§ Goal of the exercise: Set each entry down verbatim, omitting images.

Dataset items
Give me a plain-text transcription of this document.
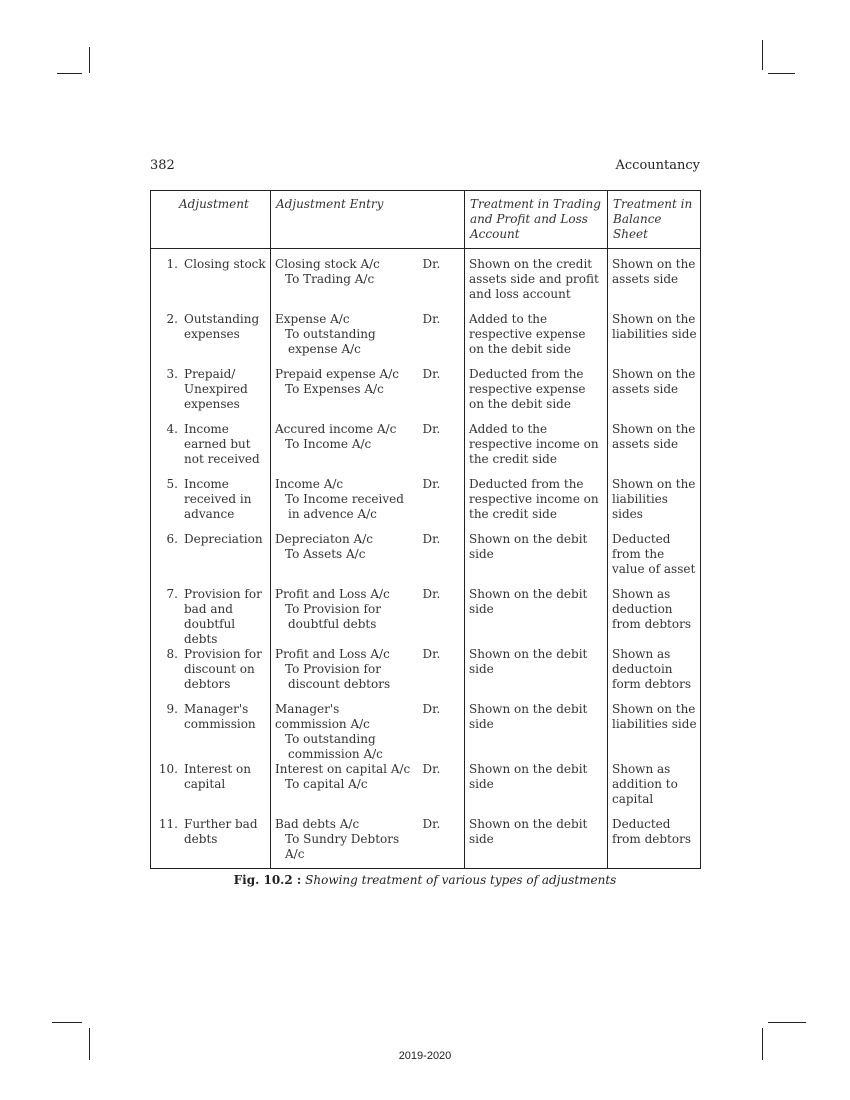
382	Accountancy
Adjustment	Adjustment Entry		Treatment in Trading and Profit and Loss Account	Treatment in Balance Sheet

1. Closing stock	Closing stock A/c
To Trading A/c	Dr.	Shown on the credit assets side and profit and loss account	Shown on the assets side

2. Outstanding expenses	Expense A/c
To outstanding
expense A/c	Dr.	Added to the respective expense on the debit side	Shown on the liabilities side

3. Prepaid/ Unexpired expenses	Prepaid expense A/c
To Expenses A/c	Dr.	Deducted from the respective expense on the debit side	Shown on the assets side

4. Income earned but not received	Accured income A/c
To Income A/c	Dr.	Added to the respective income on the credit side	Shown on the assets side

5. Income received in advance	Income A/c
To Income received
in advence A/c	Dr.	Deducted from the respective income on the credit side	Shown on the liabilities sides

6. Depreciation	Depreciaton A/c
To Assets A/c	Dr.	Shown on the debit side	Deducted from the value of asset

7. Provision for bad and doubtful debts	Profit and Loss A/c
To Provision for
doubtful debts	Dr.	Shown on the debit side	Shown as deduction from debtors

8. Provision for discount on debtors	Profit and Loss A/c
To Provision for
discount debtors	Dr.	Shown on the debit side	Shown as deductoin form debtors

9. Manager's commission	Manager's
commission A/c
To outstanding
commission A/c	Dr.	Shown on the debit side	Shown on the liabilities side

10. Interest on capital	Interest on capital A/c
To capital A/c	Dr.	Shown on the debit side	Shown as addition to capital

11. Further bad debts	Bad debts A/c
To Sundry Debtors A/c	Dr.	Shown on the debit side	Deducted from debtors
Fig. 10.2 : Showing treatment of various types of adjustments
2019-2020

§ Solution:
Give me a plain-text transcription of this document.
382	Accountancy
Adjustment	Adjustment Entry		Treatment in Trading and Profit and Loss Account	Treatment in Balance Sheet

1. Closing stock	Closing stock A/c
To Trading A/c	Dr.	Shown on the credit assets side and profit and loss account	Shown on the assets side

2. Outstanding expenses	Expense A/c
To outstanding
expense A/c	Dr.	Added to the respective expense on the debit side	Shown on the liabilities side

3. Prepaid/ Unexpired expenses	Prepaid expense A/c
To Expenses A/c	Dr.	Deducted from the respective expense on the debit side	Shown on the assets side

4. Income earned but not received	Accured income A/c
To Income A/c	Dr.	Added to the respective income on the credit side	Shown on the assets side

5. Income received in advance	Income A/c
To Income received
in advence A/c	Dr.	Deducted from the respective income on the credit side	Shown on the liabilities sides

6. Depreciation	Depreciaton A/c
To Assets A/c	Dr.	Shown on the debit side	Deducted from the value of asset

7. Provision for bad and doubtful debts	Profit and Loss A/c
To Provision for
doubtful debts	Dr.	Shown on the debit side	Shown as deduction from debtors

8. Provision for discount on debtors	Profit and Loss A/c
To Provision for
discount debtors	Dr.	Shown on the debit side	Shown as deductoin form debtors

9. Manager's commission	Manager's
commission A/c
To outstanding
commission A/c	Dr.	Shown on the debit side	Shown on the liabilities side

10. Interest on capital	Interest on capital A/c
To capital A/c	Dr.	Shown on the debit side	Shown as addition to capital

11. Further bad debts	Bad debts A/c
To Sundry Debtors A/c	Dr.	Shown on the debit side	Deducted from debtors
Fig. 10.2 : Showing treatment of various types of adjustments
2019-2020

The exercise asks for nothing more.